DOCUMENT PASSAGE |

******

Current medical equipment used in clinics does not allow for continuous measuring of brain activity in critically ill patients, and is also expensive. This may change, though, as researchers at the NaÅÄcz Institute of Biocybernetics and Biomedical Engineering of the Polish Academy of Sciences (IBBE PAS; Warsaw, Poland) are developing a near-infrared (NIR) spectroscopy instrument that enables assessment of brain perfusion (cerebral blood flow to the brain) with light.
Optical methods for brain monitoring make use of the fact that skull bones are to some extent transparent for light, particularly in the NIR range (between 650 and 850 nm). The properties of hemoglobin are of essential importance, especially the fact that oxygenated hemoglobin interacts with light differently than the reduced form. The phenomenon allows for estimating the degree of oxygenation in the observed region of the body by analyzing the intensity of light penetrating the tissue.
"The volume penetrated by light inside the skull resembles a banana in shape, with one end at the light source and the other at the detector. At the place where the depth of photon penetration in the skull is at its maximum, we reach the cerebral cortex. This means that a fraction of recorded photons has interacted with hemoglobin from the blood circulating in blood vessels of the external layers of the brain," explains Prof. Adam Liebert, PhD, DSc, who leads the Laboratory for Molecular Imaging at IBIB and is leading the work.
The light source in the NIR spectroscopy instrument from IBBE PAS emits many picosecond light pulses, and the measurements are noninvasive. The measurement requires only that a cap with fixed optical fibers is placed on the patient's head and the patient is injected with a small dose of a contrast agent (indocyanine green). The examination lasts for a few minutes, and can be repeatedly carried out during the day. What's more, the instrument is mobile and can be used at the bedside, even in critically ill patients treated in an intensive care unit environment. It can also be used in an operating room.

******

INFORMATION SHOWN |
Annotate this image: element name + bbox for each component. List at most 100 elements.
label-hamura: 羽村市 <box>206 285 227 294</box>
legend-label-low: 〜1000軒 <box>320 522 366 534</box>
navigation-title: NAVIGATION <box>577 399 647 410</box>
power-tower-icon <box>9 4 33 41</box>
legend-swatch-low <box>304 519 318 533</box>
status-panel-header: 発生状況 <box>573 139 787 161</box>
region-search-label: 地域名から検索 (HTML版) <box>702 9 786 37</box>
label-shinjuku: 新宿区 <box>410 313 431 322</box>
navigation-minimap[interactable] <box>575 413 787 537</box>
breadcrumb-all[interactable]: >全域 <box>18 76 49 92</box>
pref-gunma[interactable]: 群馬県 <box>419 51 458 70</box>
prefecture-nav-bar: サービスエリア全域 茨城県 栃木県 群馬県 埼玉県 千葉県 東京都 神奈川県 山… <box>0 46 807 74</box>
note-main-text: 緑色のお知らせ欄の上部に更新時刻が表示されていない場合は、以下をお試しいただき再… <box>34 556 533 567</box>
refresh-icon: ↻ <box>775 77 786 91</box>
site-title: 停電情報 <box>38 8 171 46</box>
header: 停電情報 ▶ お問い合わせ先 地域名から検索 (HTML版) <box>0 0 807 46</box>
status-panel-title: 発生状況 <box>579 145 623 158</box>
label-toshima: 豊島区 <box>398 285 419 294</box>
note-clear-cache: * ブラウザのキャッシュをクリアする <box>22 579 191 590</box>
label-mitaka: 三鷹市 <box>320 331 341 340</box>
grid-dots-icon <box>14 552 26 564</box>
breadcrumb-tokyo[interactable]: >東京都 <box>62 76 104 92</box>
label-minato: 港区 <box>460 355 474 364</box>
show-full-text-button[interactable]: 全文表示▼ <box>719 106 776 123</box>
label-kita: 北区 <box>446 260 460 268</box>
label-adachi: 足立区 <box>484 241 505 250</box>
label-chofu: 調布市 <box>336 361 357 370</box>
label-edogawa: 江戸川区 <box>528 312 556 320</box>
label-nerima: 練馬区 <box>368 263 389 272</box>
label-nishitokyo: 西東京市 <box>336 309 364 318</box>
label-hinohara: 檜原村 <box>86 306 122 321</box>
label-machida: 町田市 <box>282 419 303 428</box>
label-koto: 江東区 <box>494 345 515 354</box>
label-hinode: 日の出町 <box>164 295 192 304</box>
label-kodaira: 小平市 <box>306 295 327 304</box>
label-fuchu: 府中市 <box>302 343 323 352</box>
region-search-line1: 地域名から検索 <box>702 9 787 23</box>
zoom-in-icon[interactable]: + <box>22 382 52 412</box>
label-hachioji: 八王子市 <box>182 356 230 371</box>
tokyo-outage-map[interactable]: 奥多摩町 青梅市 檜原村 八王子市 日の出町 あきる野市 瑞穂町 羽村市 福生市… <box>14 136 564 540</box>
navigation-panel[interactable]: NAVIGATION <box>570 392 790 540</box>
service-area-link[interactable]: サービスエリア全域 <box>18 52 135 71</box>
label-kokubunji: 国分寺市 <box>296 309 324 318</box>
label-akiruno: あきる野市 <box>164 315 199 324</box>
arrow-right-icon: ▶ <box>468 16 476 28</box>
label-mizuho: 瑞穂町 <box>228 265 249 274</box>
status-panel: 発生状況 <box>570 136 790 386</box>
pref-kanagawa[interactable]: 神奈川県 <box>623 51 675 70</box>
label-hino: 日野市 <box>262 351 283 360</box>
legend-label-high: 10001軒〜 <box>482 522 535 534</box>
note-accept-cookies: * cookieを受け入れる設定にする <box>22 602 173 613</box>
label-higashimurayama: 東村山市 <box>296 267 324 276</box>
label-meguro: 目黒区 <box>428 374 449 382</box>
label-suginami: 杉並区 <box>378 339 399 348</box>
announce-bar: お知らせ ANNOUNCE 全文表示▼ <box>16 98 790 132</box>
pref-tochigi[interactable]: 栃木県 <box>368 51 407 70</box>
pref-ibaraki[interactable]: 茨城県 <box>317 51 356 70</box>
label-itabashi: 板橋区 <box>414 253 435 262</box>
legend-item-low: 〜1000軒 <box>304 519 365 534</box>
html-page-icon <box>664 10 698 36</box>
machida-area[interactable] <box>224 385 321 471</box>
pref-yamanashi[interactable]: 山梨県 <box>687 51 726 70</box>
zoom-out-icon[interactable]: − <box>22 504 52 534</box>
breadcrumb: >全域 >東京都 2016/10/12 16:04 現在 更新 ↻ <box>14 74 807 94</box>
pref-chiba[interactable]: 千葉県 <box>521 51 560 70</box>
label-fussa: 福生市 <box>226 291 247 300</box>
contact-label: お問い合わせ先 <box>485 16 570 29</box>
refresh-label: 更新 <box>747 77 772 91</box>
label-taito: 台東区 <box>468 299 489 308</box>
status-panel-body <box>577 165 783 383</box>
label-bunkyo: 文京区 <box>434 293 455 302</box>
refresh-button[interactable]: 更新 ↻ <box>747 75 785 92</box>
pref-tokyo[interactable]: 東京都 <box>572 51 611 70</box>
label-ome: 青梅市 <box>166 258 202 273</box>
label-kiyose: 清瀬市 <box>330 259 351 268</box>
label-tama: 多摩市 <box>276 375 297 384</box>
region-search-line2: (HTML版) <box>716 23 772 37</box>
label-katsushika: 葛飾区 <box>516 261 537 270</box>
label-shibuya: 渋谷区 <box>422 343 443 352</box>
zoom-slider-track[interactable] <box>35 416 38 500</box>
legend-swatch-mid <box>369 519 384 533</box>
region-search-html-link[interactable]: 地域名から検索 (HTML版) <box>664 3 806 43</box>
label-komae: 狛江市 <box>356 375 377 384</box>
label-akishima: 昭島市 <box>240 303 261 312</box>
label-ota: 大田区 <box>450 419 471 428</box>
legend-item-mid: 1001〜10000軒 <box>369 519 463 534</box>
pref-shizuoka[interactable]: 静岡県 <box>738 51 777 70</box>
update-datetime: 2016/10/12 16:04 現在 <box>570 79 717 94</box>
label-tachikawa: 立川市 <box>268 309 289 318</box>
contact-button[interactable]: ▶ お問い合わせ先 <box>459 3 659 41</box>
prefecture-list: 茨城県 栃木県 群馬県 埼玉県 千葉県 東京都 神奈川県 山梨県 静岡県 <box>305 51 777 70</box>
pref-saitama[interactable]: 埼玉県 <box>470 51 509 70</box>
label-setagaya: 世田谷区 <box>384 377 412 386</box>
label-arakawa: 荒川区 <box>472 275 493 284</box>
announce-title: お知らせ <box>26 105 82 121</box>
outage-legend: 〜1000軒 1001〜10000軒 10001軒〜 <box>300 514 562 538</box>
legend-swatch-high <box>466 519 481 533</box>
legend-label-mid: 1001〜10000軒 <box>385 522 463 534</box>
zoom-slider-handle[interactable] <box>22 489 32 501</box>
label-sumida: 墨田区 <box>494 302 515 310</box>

******

EXERCISE GOAL | Write out the part of the brain-monitoring article word for word, starting with "Current medical equipment" and going on through "brain) with light.".

WORKED SOLUTION |
Current medical equipment used in clinics does not allow for continuous measuring of brain activity in critically ill patients, and is also expensive. This may change, though, as researchers at the NaÅÄcz Institute of Biocybernetics and Biomedical Engineering of the Polish Academy of Sciences (IBBE PAS; Warsaw, Poland) are developing a near-infrared (NIR) spectroscopy instrument that enables assessment of brain perfusion (cerebral blood flow to the brain) with light.